▶ **RECORDS FOR PROCESSING**
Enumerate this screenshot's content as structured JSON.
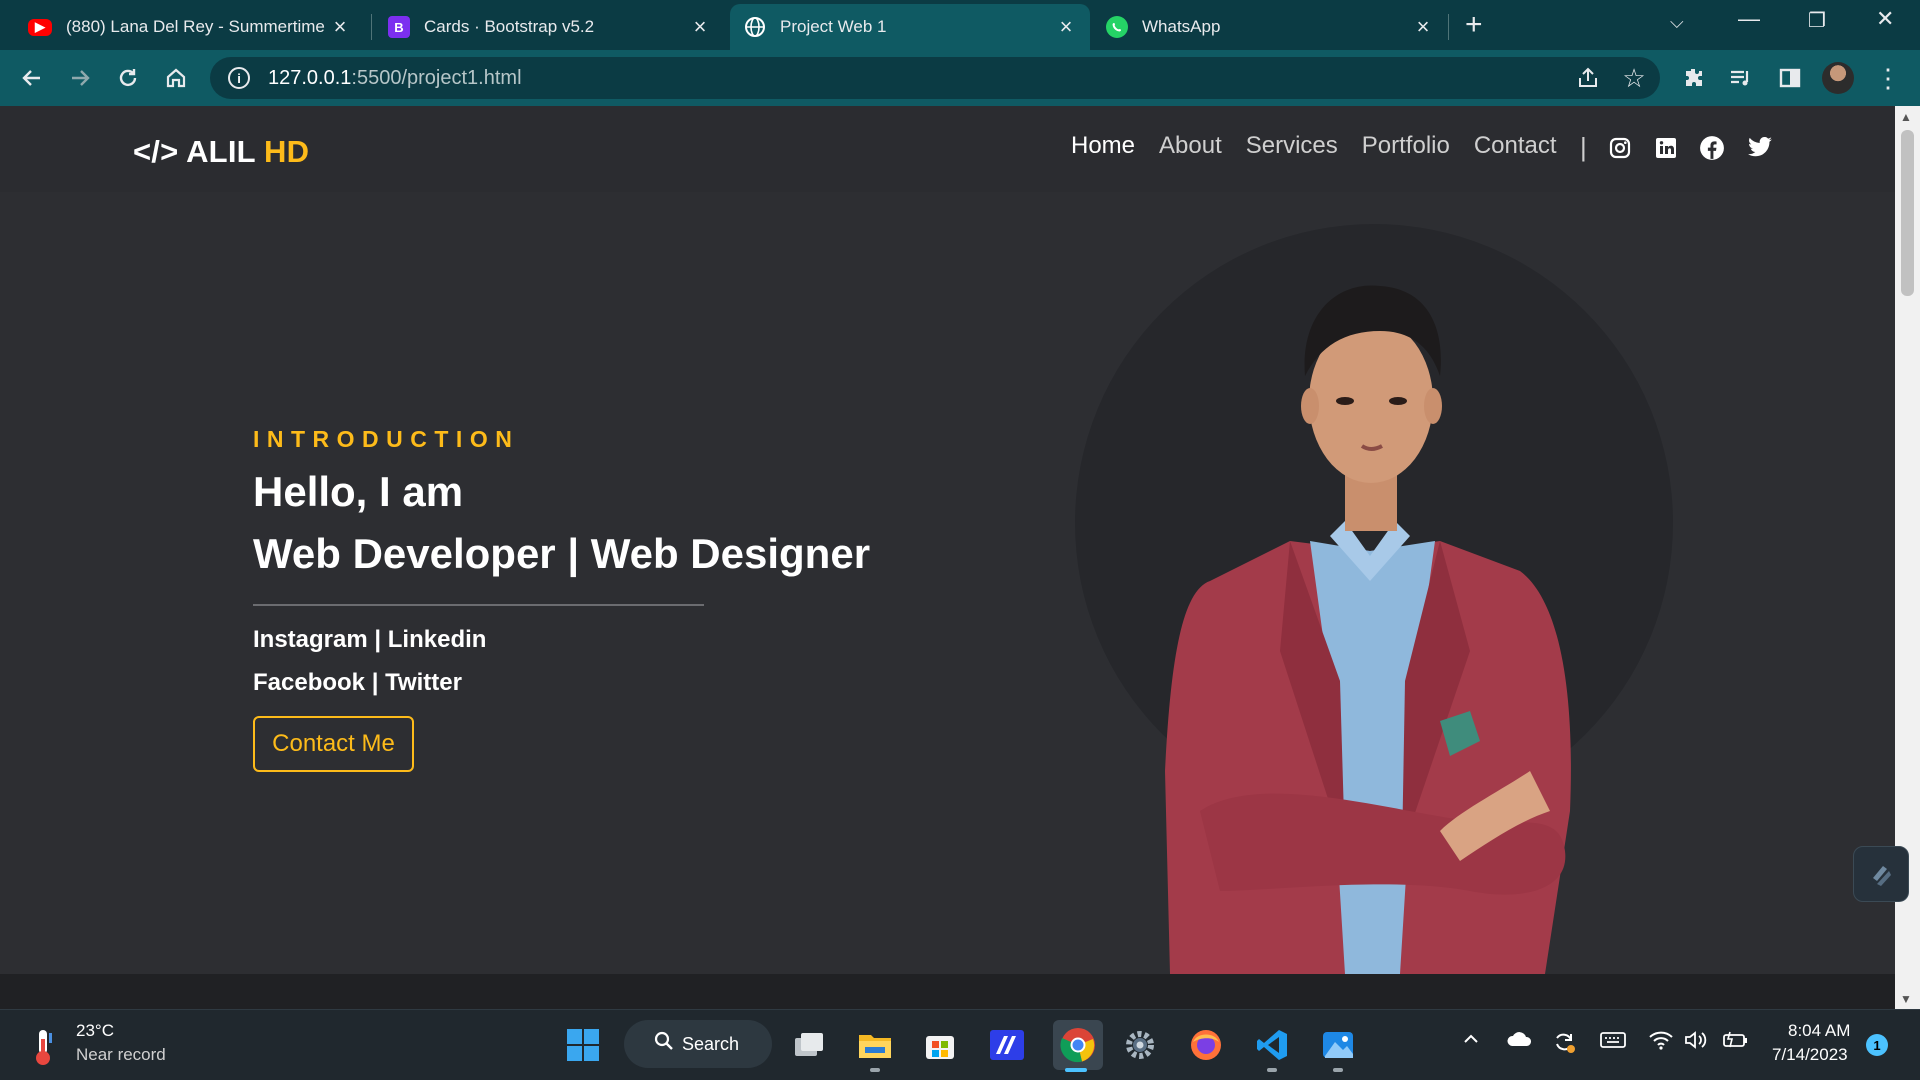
{
  "browser": {
    "tabs": [
      {
        "title": "(880) Lana Del Rey - Summertime",
        "icon": "youtube-icon"
      },
      {
        "title": "Cards · Bootstrap v5.2",
        "icon": "bootstrap-icon",
        "icon_glyph": "B"
      },
      {
        "title": "Project Web 1",
        "icon": "globe-icon"
      },
      {
        "title": "WhatsApp",
        "icon": "whatsapp-icon"
      }
    ],
    "active_tab_index": 2,
    "url_host": "127.0.0.1",
    "url_path": ":5500/project1.html",
    "colors": {
      "tabbar": "#0b3b44",
      "toolbar": "#0f5a63"
    }
  },
  "site": {
    "logo_symbol": "</>",
    "logo_name": "ALIL",
    "logo_accent": "HD",
    "nav": [
      "Home",
      "About",
      "Services",
      "Portfolio",
      "Contact"
    ],
    "nav_divider": "|",
    "social_icons": [
      "instagram-icon",
      "linkedin-icon",
      "facebook-icon",
      "twitter-icon"
    ],
    "hero": {
      "eyebrow": "INTRODUCTION",
      "greeting": "Hello, I am",
      "role": "Web Developer | Web Designer",
      "links_line1": "Instagram | Linkedin",
      "links_line2": "Facebook | Twitter",
      "cta": "Contact Me"
    },
    "colors": {
      "accent": "#fdbb1a",
      "background": "#2d2e32"
    }
  },
  "taskbar": {
    "weather_temp": "23°C",
    "weather_desc": "Near record",
    "search_label": "Search",
    "time": "8:04 AM",
    "date": "7/14/2023",
    "notification_count": "1"
  }
}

▶ **WHAT THIS TASK INVOLVES**
The word "title" may appear on some lines. Report how many lines hold it, giving the number alone.

▶ **SOLVED PROBLEM**
4